## [MATERIALS PROVIDED]
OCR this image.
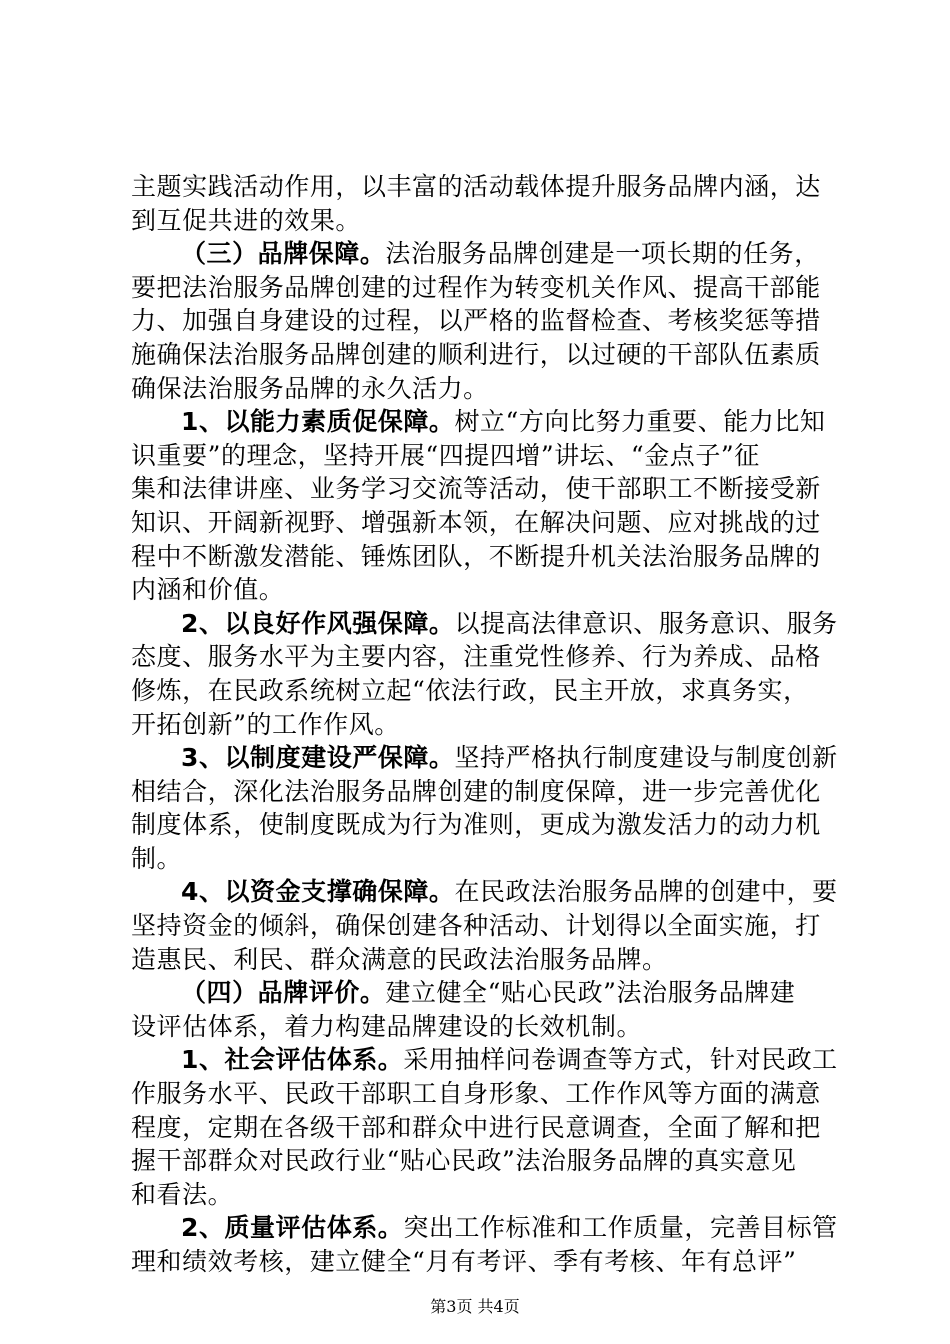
主题实践活动作用，以丰富的活动载体提升服务品牌内涵，达
到互促共进的效果。
（三）品牌保障。法治服务品牌创建是一项长期的任务，
要把法治服务品牌创建的过程作为转变机关作风、提高干部能
力、加强自身建设的过程，以严格的监督检查、考核奖惩等措
施确保法治服务品牌创建的顺利进行，以过硬的干部队伍素质
确保法治服务品牌的永久活力。
1、以能力素质促保障。树立“方向比努力重要、能力比知
识重要”的理念，坚持开展“四提四增”讲坛、“金点子”征
集和法律讲座、业务学习交流等活动，使干部职工不断接受新
知识、开阔新视野、增强新本领，在解决问题、应对挑战的过
程中不断激发潜能、锤炼团队，不断提升机关法治服务品牌的
内涵和价值。
2、以良好作风强保障。以提高法律意识、服务意识、服务
态度、服务水平为主要内容，注重党性修养、行为养成、品格
修炼，在民政系统树立起“依法行政，民主开放，求真务实，
开拓创新”的工作作风。
3、以制度建设严保障。坚持严格执行制度建设与制度创新
相结合，深化法治服务品牌创建的制度保障，进一步完善优化
制度体系，使制度既成为行为准则，更成为激发活力的动力机
制。
4、以资金支撑确保障。在民政法治服务品牌的创建中，要
坚持资金的倾斜，确保创建各种活动、计划得以全面实施，打
造惠民、利民、群众满意的民政法治服务品牌。
（四）品牌评价。建立健全“贴心民政”法治服务品牌建
设评估体系，着力构建品牌建设的长效机制。
1、社会评估体系。采用抽样问卷调查等方式，针对民政工
作服务水平、民政干部职工自身形象、工作作风等方面的满意
程度，定期在各级干部和群众中进行民意调查，全面了解和把
握干部群众对民政行业“贴心民政”法治服务品牌的真实意见
和看法。
2、质量评估体系。突出工作标准和工作质量，完善目标管
理和绩效考核，建立健全“月有考评、季有考核、年有总评”
第3页 共4页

## [CHALLENGE]
Using the listing above, return all lines where the word "贴心民政" occurs.

## [EXERCISE ANSWER]
（四）品牌评价。建立健全“贴心民政”法治服务品牌建
握干部群众对民政行业“贴心民政”法治服务品牌的真实意见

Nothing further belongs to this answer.